Capri Watch fashion & Accessories

Sanità pubblica nell’area sorrentina, è ancora emergenza

Sorrento_ospedale

Arrivano gli anestesisti, riapre la Rianimazione e riprende anche l’attività chirurgica, ma i problemi della sanità pubblica in penisola sorrentina sono tutt’altro che superati. Almeno stando a quanto emerge dalle segnalazioni delle parrocchie e di una quarantina di associazioni della Costiera. Tra queste anche la locale sezione del Tribunale del Malato che, con il suo presidente Giuseppe Staiano, da trent’anni si batte per garantire cure adeguate ai cittadini dell’area tra Vico Equense e Massa Lubrense.

Proprio il sodalizio che fa capo a Cittadinanzattiva evidenzia alcune criticità in una nota inviata ai vertici dell’Asl Napoli 3 Sud ed ai sindaci della zona. “All’ospedale di Sorrento – si legge nel documento – rimane praticamente chiusa la divisione di Chirurgia diventata, a causa della tragicità della pandemia nei mesi scorsi, reparto Covid. Fortunatamente malati contagiati non ce ne sono più ma disposizioni regionali vietano la soppressione, almeno per ora, delle strutture create a causa del virus. La Rianimazione ha riaperto con solo 9 anestesisti che devono coprire i turni, intervenire per le emergenze, soddisfare la richiesta di interventi chirurgici, ortopedici, ginecologici divisi fra i due ospedali”.

Non finisce qui. “Nel momento in cui il reparto di Chirurgia è diventato Covid, è stato stabilito che a Sorrento vengono eseguiti soltanto gli interventi urgenti, il resto si fa a Vico Equense – evidenzia ancora Staiano -. Pertanto al Santa Maria della Misericordia sono stati predisposti dei posti letto chirurgici per emergenza (pare siano 4). Ma non si sa se veramente ci sono”.

ospedale

Le carenze sarebbero perlopiù di carattere organizzativo. “Attualmente l’organico conta una ventina di medici chirurghi che lamentano l’impossibilità di operare perché gli anestesisti vengono mandati solo per gli interventi che si fanno a Vico Equense, mentre non è nemmeno stabilito chiaramente il giorno infrasettimanale dedicato a ciò – riporta ancora il Tribunale del Malato -. A Sorrento, a parte le emergenze, non si sa come intervenire su situazioni che richiedono di operare necessariamente qui perché magari il paziente ha bisogno della sicurezza della presenza di una Cardiologia e di una Rianimazione, specialità di cui l’ospedale di Vico Equense è sfornito. Al momento sarebbero 150 i malati in attesa di essere operati”.

Come se non bastasse anche garantire l’assistenza in caso di emergenza non è semplice. “La carenza di medici nel pronto soccorso e nella medicina di urgenza è indicibile – scrive ancora Staiano -. Solo 4 medici che devono portare avanti il servizio più cruciale di tutta la struttura, quello dove può arrivare qualsiasi tipo di emergenza compresi i malati contagiati. Senza dimenticare che a Vico Equense il pronto soccorso continua a restare chiuso e immaginiamo che difficilmente potrà riaprire vista la vergognosa carenza di medici”.

### Dati da analizzare:
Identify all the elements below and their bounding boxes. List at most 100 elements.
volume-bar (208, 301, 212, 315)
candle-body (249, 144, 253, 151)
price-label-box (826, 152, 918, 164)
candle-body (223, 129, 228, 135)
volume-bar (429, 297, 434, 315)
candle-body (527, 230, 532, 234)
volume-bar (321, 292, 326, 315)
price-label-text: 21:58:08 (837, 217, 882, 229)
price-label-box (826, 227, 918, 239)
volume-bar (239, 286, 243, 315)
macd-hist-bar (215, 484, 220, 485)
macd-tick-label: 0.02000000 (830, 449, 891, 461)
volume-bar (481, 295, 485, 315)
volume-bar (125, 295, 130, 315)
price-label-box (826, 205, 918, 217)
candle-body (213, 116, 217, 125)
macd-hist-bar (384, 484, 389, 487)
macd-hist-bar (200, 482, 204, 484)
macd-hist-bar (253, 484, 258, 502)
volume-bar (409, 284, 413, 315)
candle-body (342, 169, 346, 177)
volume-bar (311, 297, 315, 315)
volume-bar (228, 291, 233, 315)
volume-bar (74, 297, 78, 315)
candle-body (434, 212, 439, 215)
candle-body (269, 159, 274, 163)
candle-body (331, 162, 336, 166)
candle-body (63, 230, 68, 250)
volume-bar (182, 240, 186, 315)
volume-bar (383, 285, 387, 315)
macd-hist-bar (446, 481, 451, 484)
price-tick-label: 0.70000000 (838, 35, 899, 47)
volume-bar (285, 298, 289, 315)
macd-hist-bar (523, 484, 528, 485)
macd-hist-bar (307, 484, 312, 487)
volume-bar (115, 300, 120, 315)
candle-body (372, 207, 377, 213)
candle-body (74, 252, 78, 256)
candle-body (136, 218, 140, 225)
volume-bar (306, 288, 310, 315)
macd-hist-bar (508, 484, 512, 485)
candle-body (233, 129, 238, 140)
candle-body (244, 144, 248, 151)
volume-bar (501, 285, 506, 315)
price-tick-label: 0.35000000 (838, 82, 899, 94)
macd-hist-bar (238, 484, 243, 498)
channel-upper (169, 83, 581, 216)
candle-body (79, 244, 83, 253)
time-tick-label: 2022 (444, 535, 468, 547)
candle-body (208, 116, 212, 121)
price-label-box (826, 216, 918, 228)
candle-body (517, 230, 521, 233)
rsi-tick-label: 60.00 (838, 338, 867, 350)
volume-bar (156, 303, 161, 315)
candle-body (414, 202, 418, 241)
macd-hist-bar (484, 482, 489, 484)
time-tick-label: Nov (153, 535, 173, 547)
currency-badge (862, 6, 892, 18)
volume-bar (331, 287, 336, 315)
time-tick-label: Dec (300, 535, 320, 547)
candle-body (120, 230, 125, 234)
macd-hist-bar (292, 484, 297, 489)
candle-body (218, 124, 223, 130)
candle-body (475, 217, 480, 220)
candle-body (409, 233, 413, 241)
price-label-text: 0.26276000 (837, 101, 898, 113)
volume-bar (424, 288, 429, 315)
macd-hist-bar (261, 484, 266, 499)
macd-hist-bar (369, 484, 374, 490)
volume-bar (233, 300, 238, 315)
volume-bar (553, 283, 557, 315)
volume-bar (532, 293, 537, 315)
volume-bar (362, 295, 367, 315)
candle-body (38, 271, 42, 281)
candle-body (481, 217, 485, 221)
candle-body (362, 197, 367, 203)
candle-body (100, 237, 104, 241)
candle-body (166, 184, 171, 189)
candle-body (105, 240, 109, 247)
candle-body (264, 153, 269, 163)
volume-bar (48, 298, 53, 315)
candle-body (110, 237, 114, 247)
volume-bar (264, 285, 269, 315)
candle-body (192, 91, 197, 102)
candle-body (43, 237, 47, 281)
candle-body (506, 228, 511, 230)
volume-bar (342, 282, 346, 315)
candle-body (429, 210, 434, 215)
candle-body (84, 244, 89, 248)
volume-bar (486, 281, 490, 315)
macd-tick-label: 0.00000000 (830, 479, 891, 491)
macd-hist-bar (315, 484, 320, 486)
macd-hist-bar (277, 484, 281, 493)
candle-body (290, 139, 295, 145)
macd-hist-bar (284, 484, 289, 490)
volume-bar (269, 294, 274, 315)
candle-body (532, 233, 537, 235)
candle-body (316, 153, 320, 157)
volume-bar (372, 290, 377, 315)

### Consegna:
Trascrivi senza modifiche, dall'articolo sulla sanità pubblica nell'area sorrentina, il passo che si apre con le parole contenenti "Arrivano gli anestesisti, riapre" e si chiude con "e Massa Lubrense.".

### Soluzione:
Arrivano gli anestesisti, riapre la Rianimazione e riprende anche l’attività chirurgica, ma i problemi della sanità pubblica in penisola sorrentina sono tutt’altro che superati. Almeno stando a quanto emerge dalle segnalazioni delle parrocchie e di una quarantina di associazioni della Costiera. Tra queste anche la locale sezione del Tribunale del Malato che, con il suo presidente Giuseppe Staiano, da trent’anni si batte per garantire cure adeguate ai cittadini dell’area tra Vico Equense e Massa Lubrense.